WHAT THE TASK REQUIRES :: Quote, without change, all of the lines that follow.

★ ★ ★ ★

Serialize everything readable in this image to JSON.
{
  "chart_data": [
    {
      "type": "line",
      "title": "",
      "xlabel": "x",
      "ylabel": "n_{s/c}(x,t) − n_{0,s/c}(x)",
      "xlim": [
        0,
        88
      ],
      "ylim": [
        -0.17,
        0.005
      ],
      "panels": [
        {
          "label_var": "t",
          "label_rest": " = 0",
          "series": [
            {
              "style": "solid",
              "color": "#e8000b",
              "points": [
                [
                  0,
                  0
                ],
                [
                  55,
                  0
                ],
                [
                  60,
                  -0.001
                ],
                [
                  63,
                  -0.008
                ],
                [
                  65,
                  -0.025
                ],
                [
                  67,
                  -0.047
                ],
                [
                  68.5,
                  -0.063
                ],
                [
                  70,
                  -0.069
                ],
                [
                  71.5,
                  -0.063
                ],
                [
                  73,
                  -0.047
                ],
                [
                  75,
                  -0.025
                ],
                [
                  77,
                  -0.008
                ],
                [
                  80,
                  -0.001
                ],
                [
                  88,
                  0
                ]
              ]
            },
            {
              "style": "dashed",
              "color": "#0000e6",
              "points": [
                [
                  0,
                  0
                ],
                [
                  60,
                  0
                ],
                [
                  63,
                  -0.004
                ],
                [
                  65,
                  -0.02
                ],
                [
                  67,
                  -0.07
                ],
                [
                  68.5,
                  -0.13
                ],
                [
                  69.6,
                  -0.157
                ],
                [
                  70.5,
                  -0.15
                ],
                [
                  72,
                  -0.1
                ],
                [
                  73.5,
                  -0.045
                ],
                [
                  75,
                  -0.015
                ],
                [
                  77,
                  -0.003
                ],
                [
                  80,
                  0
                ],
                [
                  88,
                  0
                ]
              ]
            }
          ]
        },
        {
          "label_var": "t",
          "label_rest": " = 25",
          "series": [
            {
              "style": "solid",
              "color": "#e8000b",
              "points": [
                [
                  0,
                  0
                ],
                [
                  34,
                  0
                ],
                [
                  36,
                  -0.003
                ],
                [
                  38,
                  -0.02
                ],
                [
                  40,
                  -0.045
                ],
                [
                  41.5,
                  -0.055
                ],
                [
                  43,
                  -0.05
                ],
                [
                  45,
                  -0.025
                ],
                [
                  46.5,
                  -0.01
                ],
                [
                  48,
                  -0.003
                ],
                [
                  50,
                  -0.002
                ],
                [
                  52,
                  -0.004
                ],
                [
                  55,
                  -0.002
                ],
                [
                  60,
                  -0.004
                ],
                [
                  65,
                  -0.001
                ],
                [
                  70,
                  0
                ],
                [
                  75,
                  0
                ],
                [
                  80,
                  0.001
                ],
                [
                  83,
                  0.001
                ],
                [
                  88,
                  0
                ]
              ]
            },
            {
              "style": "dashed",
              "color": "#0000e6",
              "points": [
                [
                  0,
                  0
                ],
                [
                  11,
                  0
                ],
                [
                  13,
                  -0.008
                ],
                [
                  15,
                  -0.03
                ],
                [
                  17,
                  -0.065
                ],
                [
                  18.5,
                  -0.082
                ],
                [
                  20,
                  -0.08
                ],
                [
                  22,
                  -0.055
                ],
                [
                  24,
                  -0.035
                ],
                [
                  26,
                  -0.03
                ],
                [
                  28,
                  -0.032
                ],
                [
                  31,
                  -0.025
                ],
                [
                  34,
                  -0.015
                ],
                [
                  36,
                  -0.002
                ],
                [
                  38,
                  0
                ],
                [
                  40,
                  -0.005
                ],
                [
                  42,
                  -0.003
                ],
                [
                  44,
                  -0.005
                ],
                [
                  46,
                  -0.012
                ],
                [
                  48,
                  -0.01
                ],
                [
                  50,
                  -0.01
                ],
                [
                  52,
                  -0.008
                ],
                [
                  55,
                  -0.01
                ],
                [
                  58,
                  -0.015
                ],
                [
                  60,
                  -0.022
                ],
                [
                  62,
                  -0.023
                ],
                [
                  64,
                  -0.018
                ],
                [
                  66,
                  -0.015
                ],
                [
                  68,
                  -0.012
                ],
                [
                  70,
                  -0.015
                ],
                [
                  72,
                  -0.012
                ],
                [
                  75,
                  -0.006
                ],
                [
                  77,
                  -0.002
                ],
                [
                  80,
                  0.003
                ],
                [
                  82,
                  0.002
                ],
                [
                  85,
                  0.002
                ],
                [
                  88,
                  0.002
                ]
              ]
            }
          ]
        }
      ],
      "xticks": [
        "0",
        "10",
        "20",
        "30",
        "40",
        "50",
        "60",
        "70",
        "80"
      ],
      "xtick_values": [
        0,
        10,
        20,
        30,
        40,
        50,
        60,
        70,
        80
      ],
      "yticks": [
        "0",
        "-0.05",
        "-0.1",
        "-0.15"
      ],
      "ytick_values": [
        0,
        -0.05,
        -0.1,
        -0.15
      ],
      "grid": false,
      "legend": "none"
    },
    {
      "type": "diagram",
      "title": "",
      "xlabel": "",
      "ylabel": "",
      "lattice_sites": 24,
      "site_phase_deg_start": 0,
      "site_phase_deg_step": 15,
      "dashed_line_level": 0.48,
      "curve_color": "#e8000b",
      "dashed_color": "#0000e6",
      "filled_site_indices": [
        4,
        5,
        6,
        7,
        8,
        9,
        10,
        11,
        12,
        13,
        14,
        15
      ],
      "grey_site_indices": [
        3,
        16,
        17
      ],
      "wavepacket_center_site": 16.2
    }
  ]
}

★ ★ ★ ★

FULL ANSWER ::
Serialize everything readable in this image to JSON.
{
  "chart_data": [
    {
      "type": "line",
      "title": "",
      "xlabel": "x",
      "ylabel": "n_{s/c}(x,t) − n_{0,s/c}(x)",
      "xlim": [
        0,
        88
      ],
      "ylim": [
        -0.17,
        0.005
      ],
      "panels": [
        {
          "label_var": "t",
          "label_rest": " = 0",
          "series": [
            {
              "style": "solid",
              "color": "#e8000b",
              "points": [
                [
                  0,
                  0
                ],
                [
                  55,
                  0
                ],
                [
                  60,
                  -0.001
                ],
                [
                  63,
                  -0.008
                ],
                [
                  65,
                  -0.025
                ],
                [
                  67,
                  -0.047
                ],
                [
                  68.5,
                  -0.063
                ],
                [
                  70,
                  -0.069
                ],
                [
                  71.5,
                  -0.063
                ],
                [
                  73,
                  -0.047
                ],
                [
                  75,
                  -0.025
                ],
                [
                  77,
                  -0.008
                ],
                [
                  80,
                  -0.001
                ],
                [
                  88,
                  0
                ]
              ]
            },
            {
              "style": "dashed",
              "color": "#0000e6",
              "points": [
                [
                  0,
                  0
                ],
                [
                  60,
                  0
                ],
                [
                  63,
                  -0.004
                ],
                [
                  65,
                  -0.02
                ],
                [
                  67,
                  -0.07
                ],
                [
                  68.5,
                  -0.13
                ],
                [
                  69.6,
                  -0.157
                ],
                [
                  70.5,
                  -0.15
                ],
                [
                  72,
                  -0.1
                ],
                [
                  73.5,
                  -0.045
                ],
                [
                  75,
                  -0.015
                ],
                [
                  77,
                  -0.003
                ],
                [
                  80,
                  0
                ],
                [
                  88,
                  0
                ]
              ]
            }
          ]
        },
        {
          "label_var": "t",
          "label_rest": " = 25",
          "series": [
            {
              "style": "solid",
              "color": "#e8000b",
              "points": [
                [
                  0,
                  0
                ],
                [
                  34,
                  0
                ],
                [
                  36,
                  -0.003
                ],
                [
                  38,
                  -0.02
                ],
                [
                  40,
                  -0.045
                ],
                [
                  41.5,
                  -0.055
                ],
                [
                  43,
                  -0.05
                ],
                [
                  45,
                  -0.025
                ],
                [
                  46.5,
                  -0.01
                ],
                [
                  48,
                  -0.003
                ],
                [
                  50,
                  -0.002
                ],
                [
                  52,
                  -0.004
                ],
                [
                  55,
                  -0.002
                ],
                [
                  60,
                  -0.004
                ],
                [
                  65,
                  -0.001
                ],
                [
                  70,
                  0
                ],
                [
                  75,
                  0
                ],
                [
                  80,
                  0.001
                ],
                [
                  83,
                  0.001
                ],
                [
                  88,
                  0
                ]
              ]
            },
            {
              "style": "dashed",
              "color": "#0000e6",
              "points": [
                [
                  0,
                  0
                ],
                [
                  11,
                  0
                ],
                [
                  13,
                  -0.008
                ],
                [
                  15,
                  -0.03
                ],
                [
                  17,
                  -0.065
                ],
                [
                  18.5,
                  -0.082
                ],
                [
                  20,
                  -0.08
                ],
                [
                  22,
                  -0.055
                ],
                [
                  24,
                  -0.035
                ],
                [
                  26,
                  -0.03
                ],
                [
                  28,
                  -0.032
                ],
                [
                  31,
                  -0.025
                ],
                [
                  34,
                  -0.015
                ],
                [
                  36,
                  -0.002
                ],
                [
                  38,
                  0
                ],
                [
                  40,
                  -0.005
                ],
                [
                  42,
                  -0.003
                ],
                [
                  44,
                  -0.005
                ],
                [
                  46,
                  -0.012
                ],
                [
                  48,
                  -0.01
                ],
                [
                  50,
                  -0.01
                ],
                [
                  52,
                  -0.008
                ],
                [
                  55,
                  -0.01
                ],
                [
                  58,
                  -0.015
                ],
                [
                  60,
                  -0.022
                ],
                [
                  62,
                  -0.023
                ],
                [
                  64,
                  -0.018
                ],
                [
                  66,
                  -0.015
                ],
                [
                  68,
                  -0.012
                ],
                [
                  70,
                  -0.015
                ],
                [
                  72,
                  -0.012
                ],
                [
                  75,
                  -0.006
                ],
                [
                  77,
                  -0.002
                ],
                [
                  80,
                  0.003
                ],
                [
                  82,
                  0.002
                ],
                [
                  85,
                  0.002
                ],
                [
                  88,
                  0.002
                ]
              ]
            }
          ]
        }
      ],
      "xticks": [
        "0",
        "10",
        "20",
        "30",
        "40",
        "50",
        "60",
        "70",
        "80"
      ],
      "xtick_values": [
        0,
        10,
        20,
        30,
        40,
        50,
        60,
        70,
        80
      ],
      "yticks": [
        "0",
        "-0.05",
        "-0.1",
        "-0.15"
      ],
      "ytick_values": [
        0,
        -0.05,
        -0.1,
        -0.15
      ],
      "grid": false,
      "legend": "none"
    },
    {
      "type": "diagram",
      "title": "",
      "xlabel": "",
      "ylabel": "",
      "lattice_sites": 24,
      "site_phase_deg_start": 0,
      "site_phase_deg_step": 15,
      "dashed_line_level": 0.48,
      "curve_color": "#e8000b",
      "dashed_color": "#0000e6",
      "filled_site_indices": [
        4,
        5,
        6,
        7,
        8,
        9,
        10,
        11,
        12,
        13,
        14,
        15
      ],
      "grey_site_indices": [
        3,
        16,
        17
      ],
      "wavepacket_center_site": 16.2
    }
  ]
}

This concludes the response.